Work to be completed >>
Answer with a number only: how many lines of the data contain "Baijs"?
[START OF Material provided]
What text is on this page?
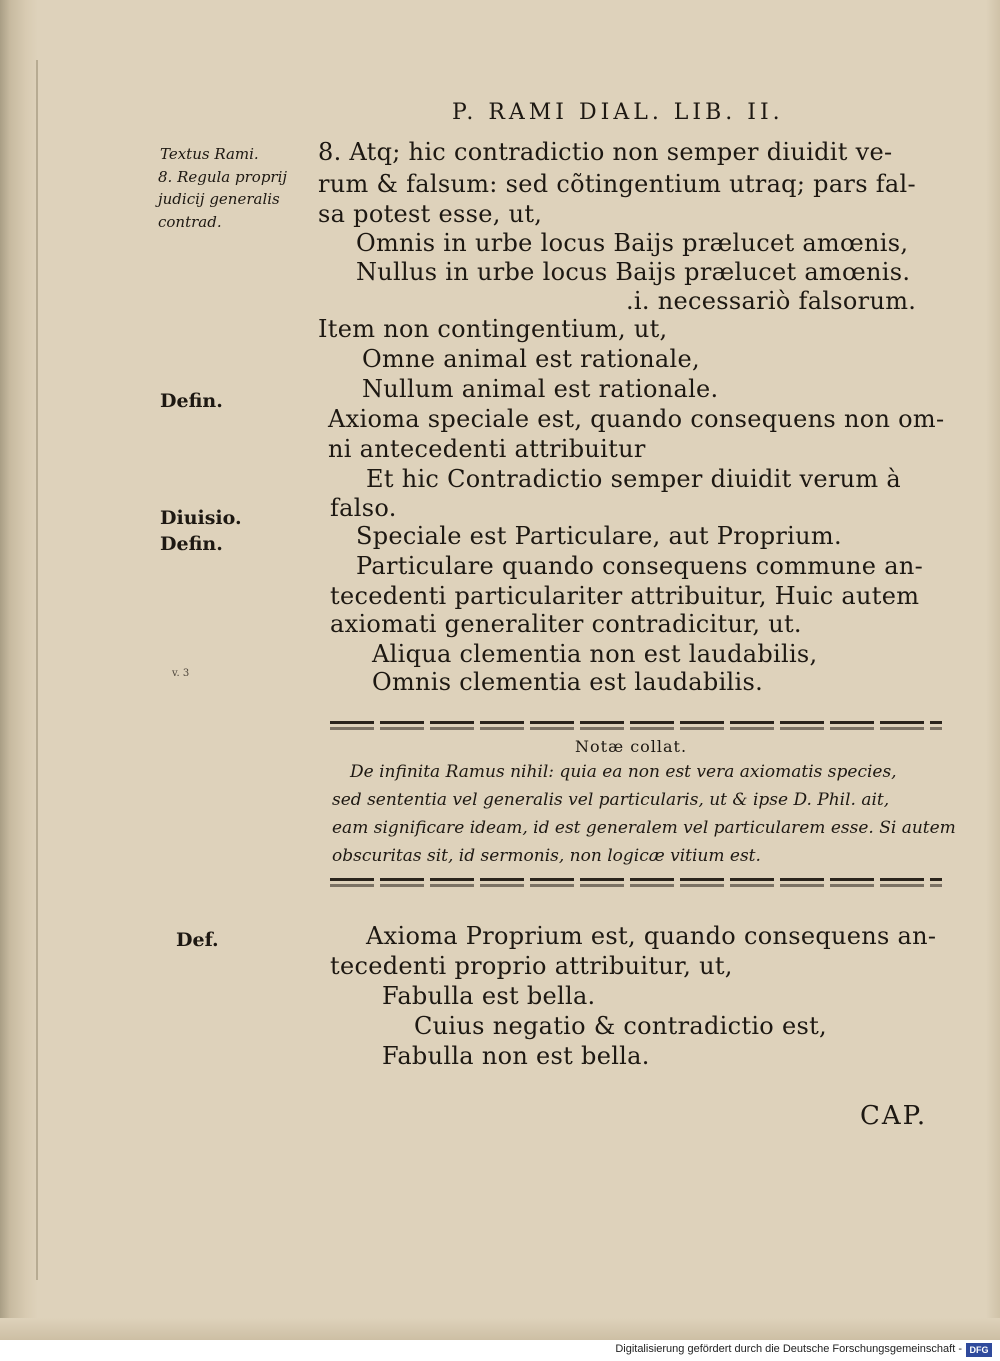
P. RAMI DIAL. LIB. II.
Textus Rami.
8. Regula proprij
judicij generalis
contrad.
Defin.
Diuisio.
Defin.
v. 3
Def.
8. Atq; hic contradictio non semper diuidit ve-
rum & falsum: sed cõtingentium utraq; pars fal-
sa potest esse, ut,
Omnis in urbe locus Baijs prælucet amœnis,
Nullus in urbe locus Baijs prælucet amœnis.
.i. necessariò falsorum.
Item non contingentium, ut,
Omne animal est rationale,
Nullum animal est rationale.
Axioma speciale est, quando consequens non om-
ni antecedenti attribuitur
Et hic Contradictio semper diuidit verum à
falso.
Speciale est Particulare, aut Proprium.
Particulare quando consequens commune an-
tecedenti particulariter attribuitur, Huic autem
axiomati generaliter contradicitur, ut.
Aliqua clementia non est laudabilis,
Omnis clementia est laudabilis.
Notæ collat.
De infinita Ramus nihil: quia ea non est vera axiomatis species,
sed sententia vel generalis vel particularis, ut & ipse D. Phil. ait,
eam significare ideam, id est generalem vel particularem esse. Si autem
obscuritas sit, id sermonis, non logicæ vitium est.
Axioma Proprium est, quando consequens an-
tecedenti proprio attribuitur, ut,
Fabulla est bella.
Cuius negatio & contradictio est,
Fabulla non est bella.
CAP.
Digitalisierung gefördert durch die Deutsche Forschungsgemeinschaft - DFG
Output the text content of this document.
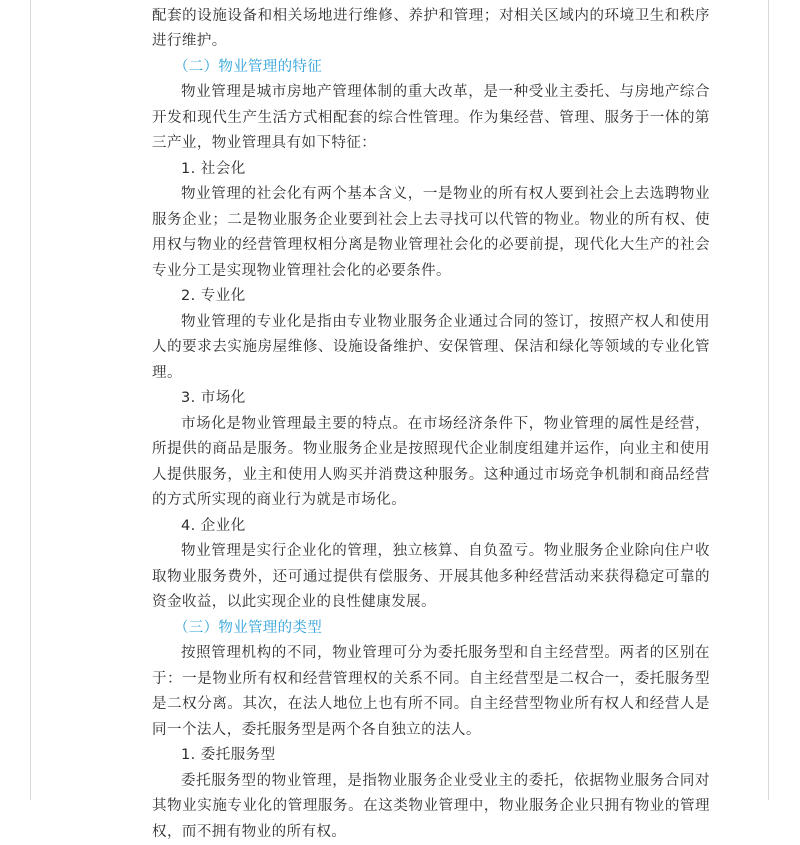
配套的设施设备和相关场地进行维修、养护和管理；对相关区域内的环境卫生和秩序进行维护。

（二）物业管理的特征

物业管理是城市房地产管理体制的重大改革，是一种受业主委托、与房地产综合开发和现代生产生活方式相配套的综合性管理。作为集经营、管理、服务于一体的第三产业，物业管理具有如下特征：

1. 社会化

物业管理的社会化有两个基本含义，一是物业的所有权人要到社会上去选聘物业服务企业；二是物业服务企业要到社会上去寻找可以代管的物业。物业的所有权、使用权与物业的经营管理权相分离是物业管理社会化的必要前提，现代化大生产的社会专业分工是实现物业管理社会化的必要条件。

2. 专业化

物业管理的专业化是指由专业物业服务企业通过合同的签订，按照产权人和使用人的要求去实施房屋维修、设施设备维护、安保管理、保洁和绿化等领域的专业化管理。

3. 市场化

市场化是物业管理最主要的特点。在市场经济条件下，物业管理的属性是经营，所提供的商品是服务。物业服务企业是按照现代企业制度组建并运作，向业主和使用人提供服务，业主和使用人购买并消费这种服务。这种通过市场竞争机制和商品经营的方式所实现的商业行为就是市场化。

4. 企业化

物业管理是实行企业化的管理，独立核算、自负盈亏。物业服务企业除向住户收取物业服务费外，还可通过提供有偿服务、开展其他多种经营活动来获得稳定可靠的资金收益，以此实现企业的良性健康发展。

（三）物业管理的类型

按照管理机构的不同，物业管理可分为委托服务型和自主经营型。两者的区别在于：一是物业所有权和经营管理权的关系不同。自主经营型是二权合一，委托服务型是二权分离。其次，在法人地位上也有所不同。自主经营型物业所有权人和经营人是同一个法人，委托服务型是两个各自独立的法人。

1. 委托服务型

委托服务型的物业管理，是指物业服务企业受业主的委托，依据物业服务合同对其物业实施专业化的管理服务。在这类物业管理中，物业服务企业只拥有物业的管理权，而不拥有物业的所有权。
[END OF Material provided]
[START OF Material provided]
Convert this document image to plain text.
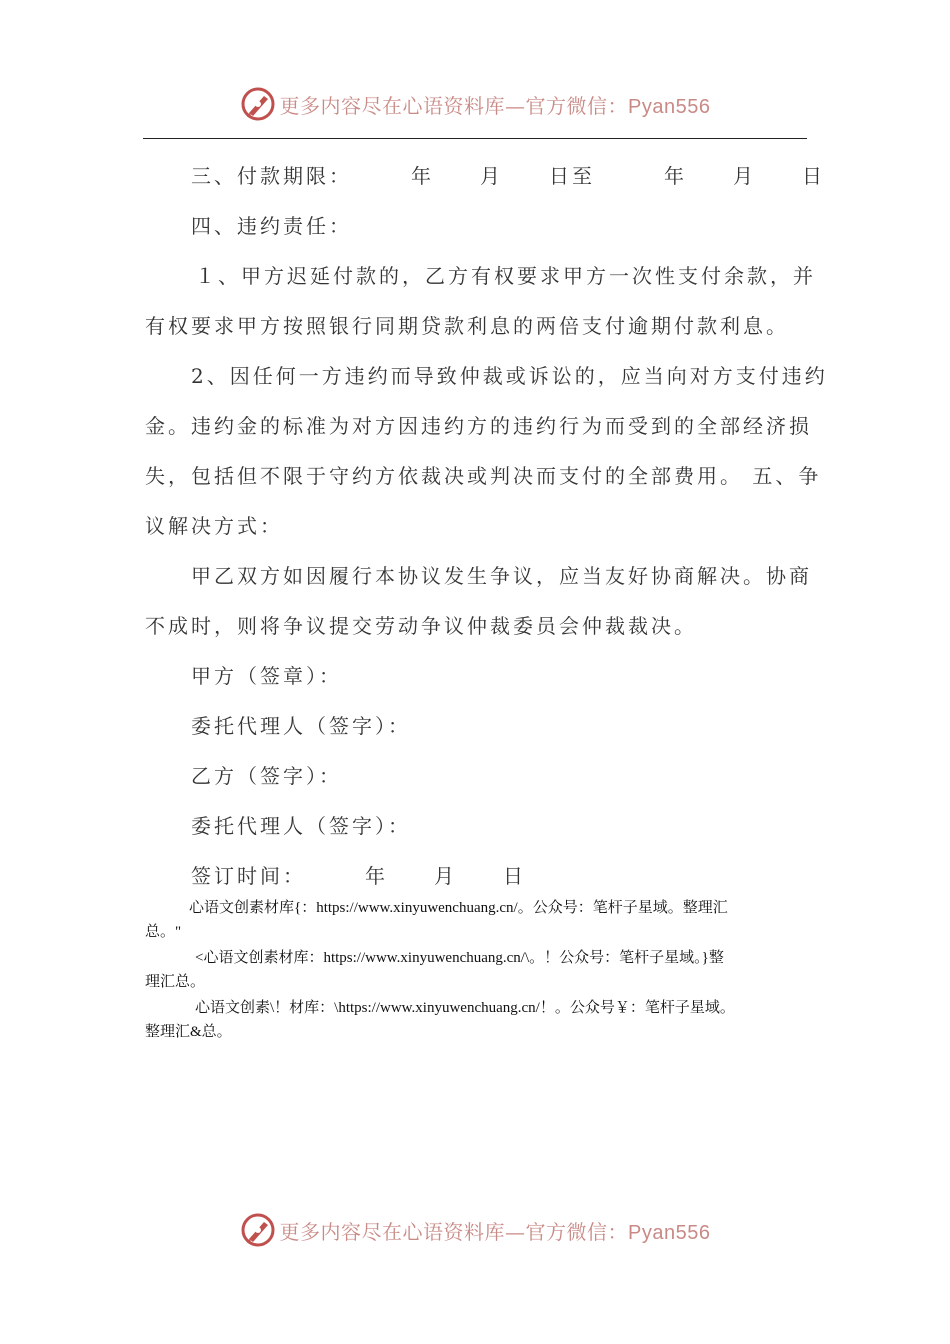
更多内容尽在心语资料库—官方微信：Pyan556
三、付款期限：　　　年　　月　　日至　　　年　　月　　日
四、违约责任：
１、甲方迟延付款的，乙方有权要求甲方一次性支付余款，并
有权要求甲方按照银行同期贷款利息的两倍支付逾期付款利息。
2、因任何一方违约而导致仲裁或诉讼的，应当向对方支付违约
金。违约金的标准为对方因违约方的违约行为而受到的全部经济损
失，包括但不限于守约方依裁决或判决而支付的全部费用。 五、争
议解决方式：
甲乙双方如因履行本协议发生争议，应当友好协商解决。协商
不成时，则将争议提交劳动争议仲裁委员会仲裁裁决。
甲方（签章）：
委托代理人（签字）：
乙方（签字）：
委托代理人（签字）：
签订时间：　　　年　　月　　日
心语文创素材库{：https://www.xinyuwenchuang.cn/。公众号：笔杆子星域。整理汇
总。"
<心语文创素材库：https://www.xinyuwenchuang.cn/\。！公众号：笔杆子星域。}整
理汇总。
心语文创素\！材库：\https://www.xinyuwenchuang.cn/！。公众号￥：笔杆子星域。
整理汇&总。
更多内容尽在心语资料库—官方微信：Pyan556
[END OF Material provided]
Task response >>
2